**Short exercise**
Write out the material exactly, leaving every picture behind.

Dataset entries:
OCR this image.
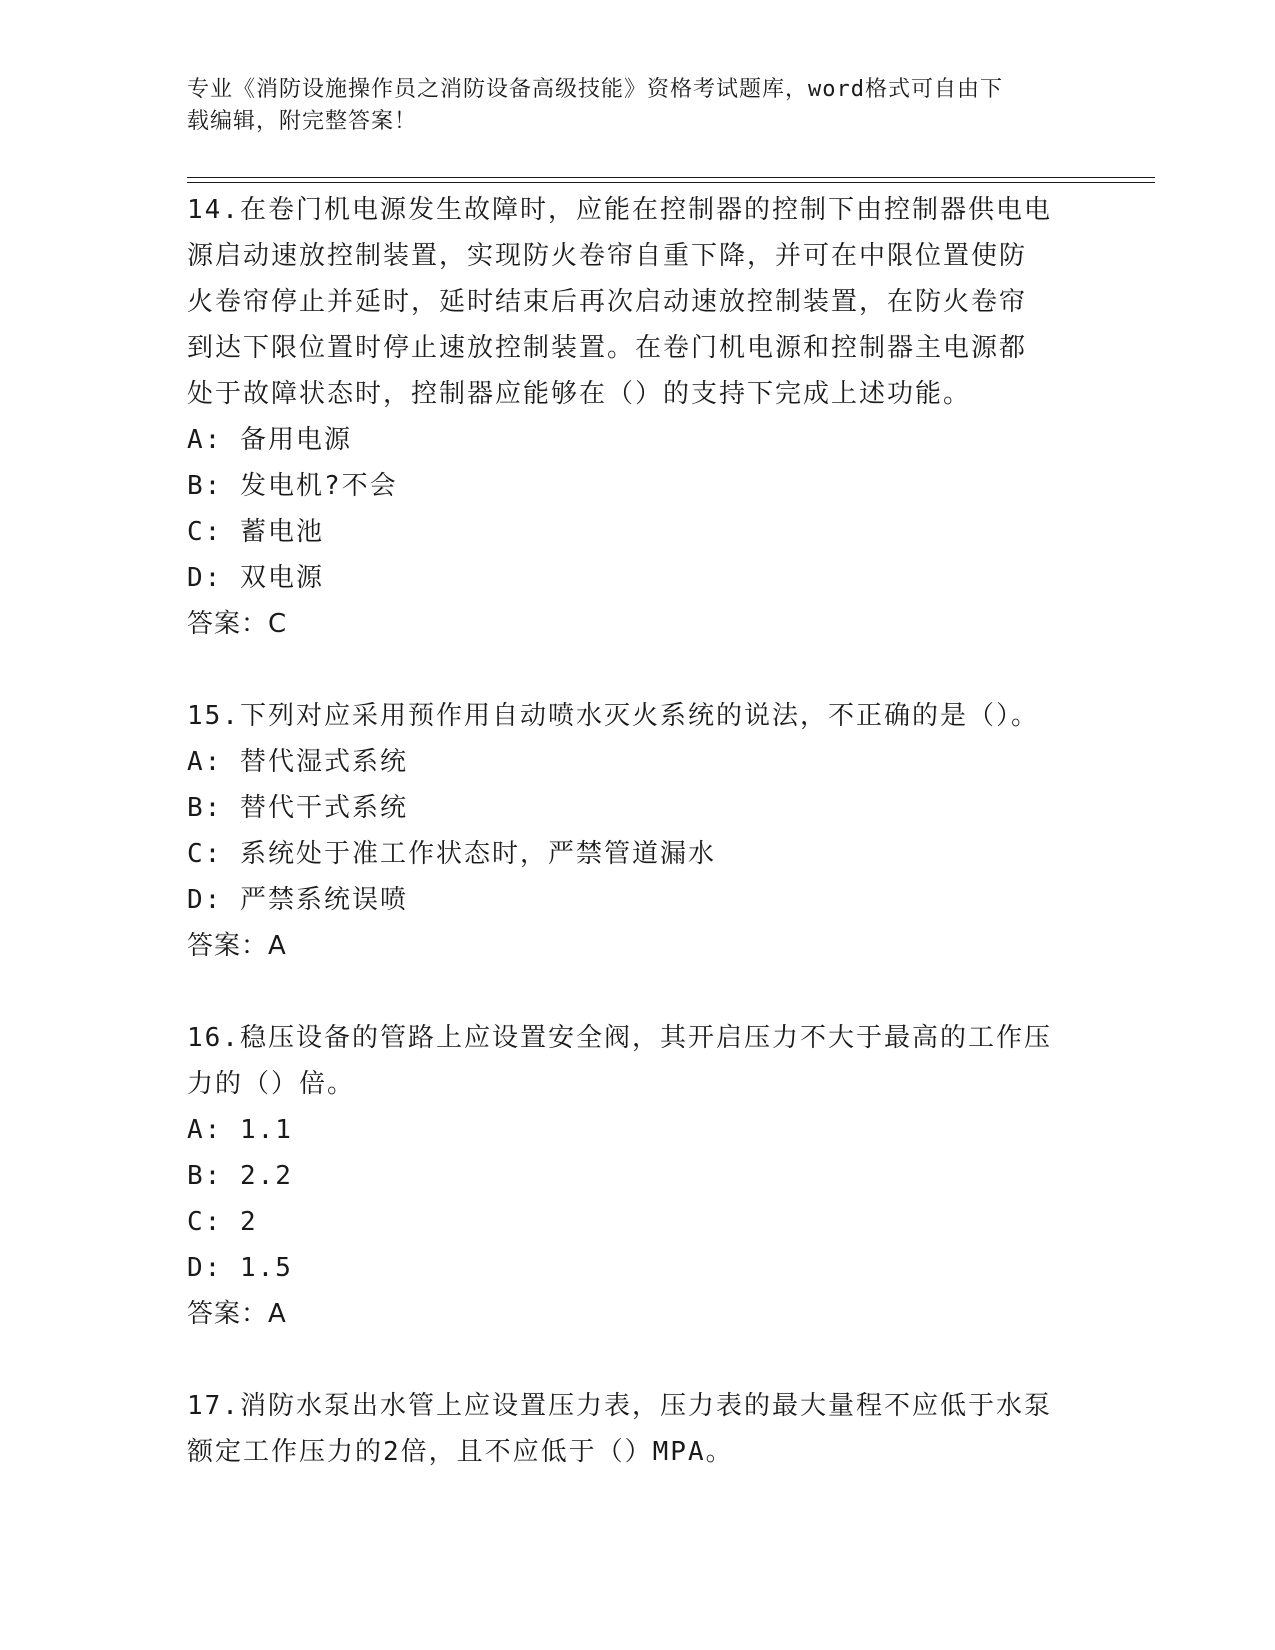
专业《消防设施操作员之消防设备高级技能》资格考试题库，word格式可自由下
载编辑，附完整答案！
14.在卷门机电源发生故障时，应能在控制器的控制下由控制器供电电
源启动速放控制装置，实现防火卷帘自重下降，并可在中限位置使防
火卷帘停止并延时，延时结束后再次启动速放控制装置，在防火卷帘
到达下限位置时停止速放控制装置。在卷门机电源和控制器主电源都
处于故障状态时，控制器应能够在（）的支持下完成上述功能。
A: 备用电源
B: 发电机?不会
C: 蓄电池
D: 双电源
答案：C
15.下列对应采用预作用自动喷水灭火系统的说法，不正确的是（）。
A: 替代湿式系统
B: 替代干式系统
C: 系统处于准工作状态时，严禁管道漏水
D: 严禁系统误喷
答案：A
16.稳压设备的管路上应设置安全阀，其开启压力不大于最高的工作压
力的（）倍。
A: 1.1
B: 2.2
C: 2
D: 1.5
答案：A
17.消防水泵出水管上应设置压力表，压力表的最大量程不应低于水泵
额定工作压力的2倍，且不应低于（）MPA。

**Result of this task**
OCR this image.
专业《消防设施操作员之消防设备高级技能》资格考试题库，word格式可自由下
载编辑，附完整答案！
14.在卷门机电源发生故障时，应能在控制器的控制下由控制器供电电
源启动速放控制装置，实现防火卷帘自重下降，并可在中限位置使防
火卷帘停止并延时，延时结束后再次启动速放控制装置，在防火卷帘
到达下限位置时停止速放控制装置。在卷门机电源和控制器主电源都
处于故障状态时，控制器应能够在（）的支持下完成上述功能。
A: 备用电源
B: 发电机?不会
C: 蓄电池
D: 双电源
答案：C
15.下列对应采用预作用自动喷水灭火系统的说法，不正确的是（）。
A: 替代湿式系统
B: 替代干式系统
C: 系统处于准工作状态时，严禁管道漏水
D: 严禁系统误喷
答案：A
16.稳压设备的管路上应设置安全阀，其开启压力不大于最高的工作压
力的（）倍。
A: 1.1
B: 2.2
C: 2
D: 1.5
答案：A
17.消防水泵出水管上应设置压力表，压力表的最大量程不应低于水泵
额定工作压力的2倍，且不应低于（）MPA。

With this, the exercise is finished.